→ RECORDS PROVIDED:

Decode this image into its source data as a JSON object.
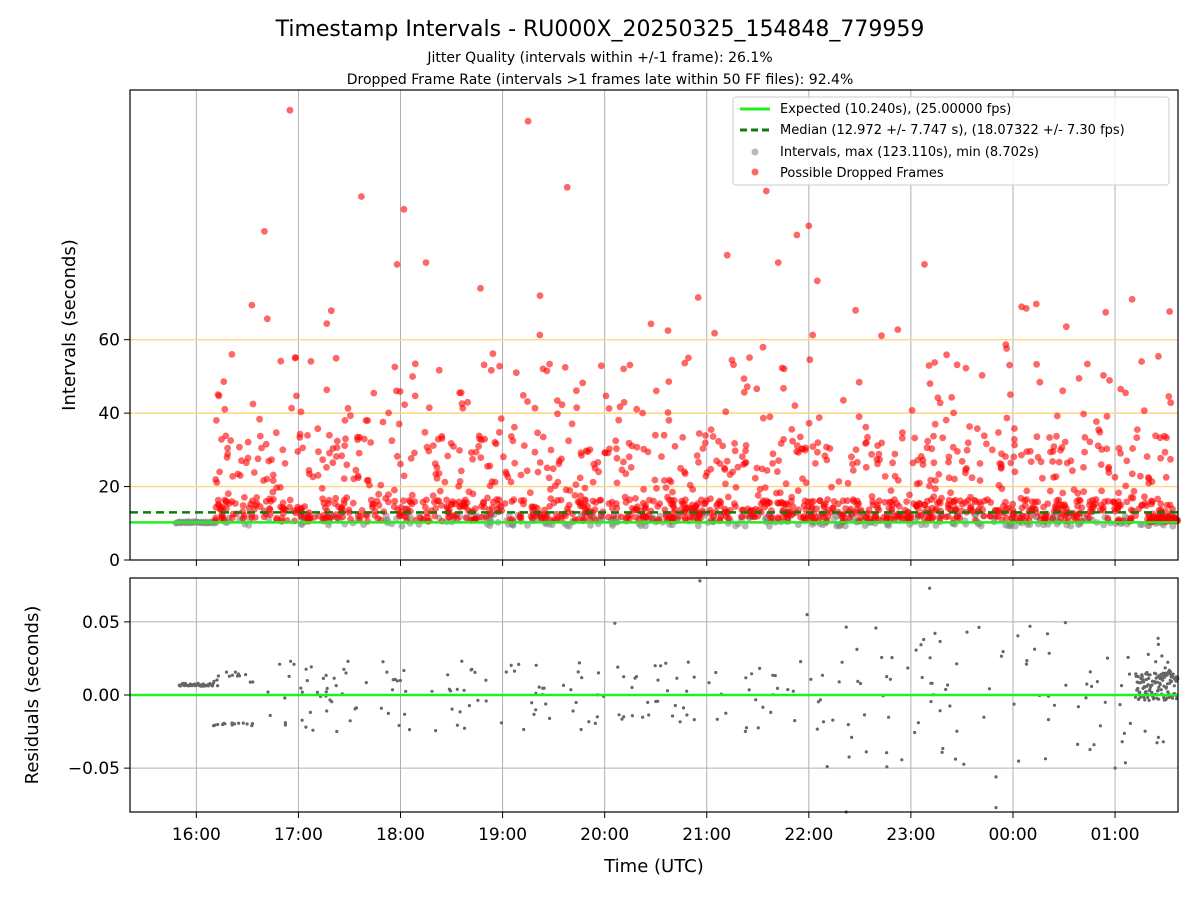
{
  "figure": {
    "title": "Timestamp Intervals - RU000X_20250325_154848_779959",
    "subtitle_1": "Jitter Quality (intervals within +/-1 frame): 26.1%",
    "subtitle_2": "Dropped Frame Rate (intervals >1 frames late within 50 FF files): 92.4%"
  },
  "chart_data": [
    {
      "type": "scatter",
      "panel": "intervals",
      "ylabel": "Intervals (seconds)",
      "xlabel": "",
      "xlim": [
        "15:21",
        "01:37"
      ],
      "ylim": [
        0,
        128
      ],
      "yticks": [
        0,
        20,
        40,
        60
      ],
      "xticks": [
        "16:00",
        "17:00",
        "18:00",
        "19:00",
        "20:00",
        "21:00",
        "22:00",
        "23:00",
        "00:00",
        "01:00"
      ],
      "grid": "vertical at x ticks",
      "reference_lines": [
        {
          "y": 20,
          "color": "#ffd580"
        },
        {
          "y": 40,
          "color": "#ffd580"
        },
        {
          "y": 60,
          "color": "#ffd580"
        }
      ],
      "legend_position": "top-right",
      "series": [
        {
          "name": "Expected (10.240s), (25.00000 fps)",
          "kind": "hline",
          "y": 10.24,
          "color": "#22ee22",
          "style": "solid"
        },
        {
          "name": "Median (12.972 +/- 7.747 s), (18.07322 +/- 7.30 fps)",
          "kind": "hline",
          "y": 12.972,
          "color": "#117a11",
          "style": "dashed"
        },
        {
          "name": "Intervals, max (123.110s), min (8.702s)",
          "kind": "scatter",
          "color": "#888888"
        },
        {
          "name": "Possible Dropped Frames",
          "kind": "scatter",
          "color": "#ff0000",
          "highlighted_points": [
            {
              "x": "16:55",
              "y": 122.5
            },
            {
              "x": "19:15",
              "y": 119.5
            },
            {
              "x": "21:35",
              "y": 100.5
            },
            {
              "x": "19:38",
              "y": 101.5
            },
            {
              "x": "17:37",
              "y": 99
            },
            {
              "x": "18:02",
              "y": 95.5
            },
            {
              "x": "21:53",
              "y": 88.5
            },
            {
              "x": "22:00",
              "y": 91
            },
            {
              "x": "16:40",
              "y": 89.5
            },
            {
              "x": "21:12",
              "y": 83
            },
            {
              "x": "21:42",
              "y": 81
            },
            {
              "x": "23:08",
              "y": 80.5
            },
            {
              "x": "17:58",
              "y": 80.5
            },
            {
              "x": "18:15",
              "y": 81
            },
            {
              "x": "22:05",
              "y": 76
            },
            {
              "x": "01:10",
              "y": 71
            },
            {
              "x": "19:22",
              "y": 72
            },
            {
              "x": "18:47",
              "y": 74
            },
            {
              "x": "20:55",
              "y": 71.5
            }
          ]
        }
      ]
    },
    {
      "type": "scatter",
      "panel": "residuals",
      "xlabel": "Time (UTC)",
      "ylabel": "Residuals (seconds)",
      "xlim": [
        "15:21",
        "01:37"
      ],
      "ylim": [
        -0.08,
        0.08
      ],
      "yticks": [
        -0.05,
        0.0,
        0.05
      ],
      "ytick_labels": [
        "−0.05",
        "0.00",
        "0.05"
      ],
      "xticks": [
        "16:00",
        "17:00",
        "18:00",
        "19:00",
        "20:00",
        "21:00",
        "22:00",
        "23:00",
        "00:00",
        "01:00"
      ],
      "grid": "both",
      "series": [
        {
          "kind": "hline",
          "y": 0.0,
          "color": "#22ee22"
        },
        {
          "kind": "scatter",
          "color": "#666666",
          "highlighted_points": [
            {
              "x": "20:56",
              "y": 0.078
            },
            {
              "x": "23:11",
              "y": 0.073
            },
            {
              "x": "21:59",
              "y": 0.055
            },
            {
              "x": "20:06",
              "y": 0.049
            },
            {
              "x": "23:33",
              "y": 0.043
            },
            {
              "x": "00:10",
              "y": 0.047
            },
            {
              "x": "23:50",
              "y": -0.056
            },
            {
              "x": "23:50",
              "y": -0.077
            },
            {
              "x": "22:22",
              "y": -0.08
            },
            {
              "x": "01:00",
              "y": -0.05
            }
          ]
        }
      ]
    }
  ]
}
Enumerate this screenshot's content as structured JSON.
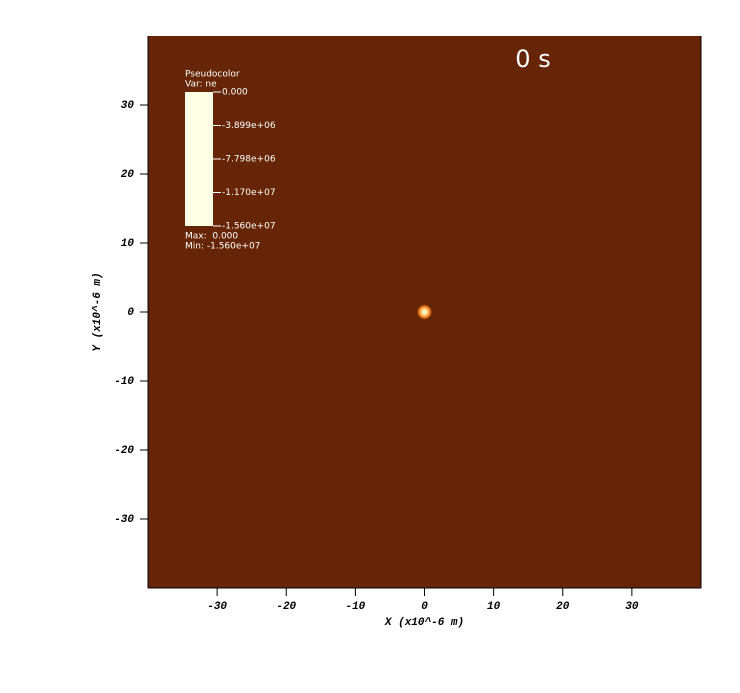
{
  "chart_data": {
    "type": "pseudocolor",
    "time_label": "0 s",
    "x_label": "X (x10^-6 m)",
    "y_label": "Y (x10^-6 m)",
    "xlim": [
      -40,
      40
    ],
    "ylim": [
      -40,
      40
    ],
    "xticks": [
      -30,
      -20,
      -10,
      0,
      10,
      20,
      30
    ],
    "yticks": [
      -30,
      -20,
      -10,
      0,
      10,
      20,
      30
    ],
    "background": "#662506",
    "spot": {
      "x": 0,
      "y": 0,
      "radius": 1.2
    },
    "legend": {
      "title": "Pseudocolor",
      "variable": "Var: ne",
      "clim": [
        -15600000,
        0
      ],
      "colormap": [
        "#ffffe5",
        "#fed98e",
        "#fe9929",
        "#cc4c02",
        "#662506"
      ],
      "ticks": [
        {
          "value": 0,
          "label": "0.000"
        },
        {
          "value": -3899000,
          "label": "-3.899e+06"
        },
        {
          "value": -7798000,
          "label": "-7.798e+06"
        },
        {
          "value": -11700000,
          "label": "-1.170e+07"
        },
        {
          "value": -15600000,
          "label": "-1.560e+07"
        }
      ],
      "max_text": "Max:  0.000",
      "min_text": "Min: -1.560e+07"
    }
  }
}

→ INSTRUCTIONS TO FOLLOW:
Copy out each line in the listing that has the word "value".

→ OUTPUT OF THE EXERCISE:
          "value": 0,
          "value": -3899000,
          "value": -7798000,
          "value": -11700000,
          "value": -15600000,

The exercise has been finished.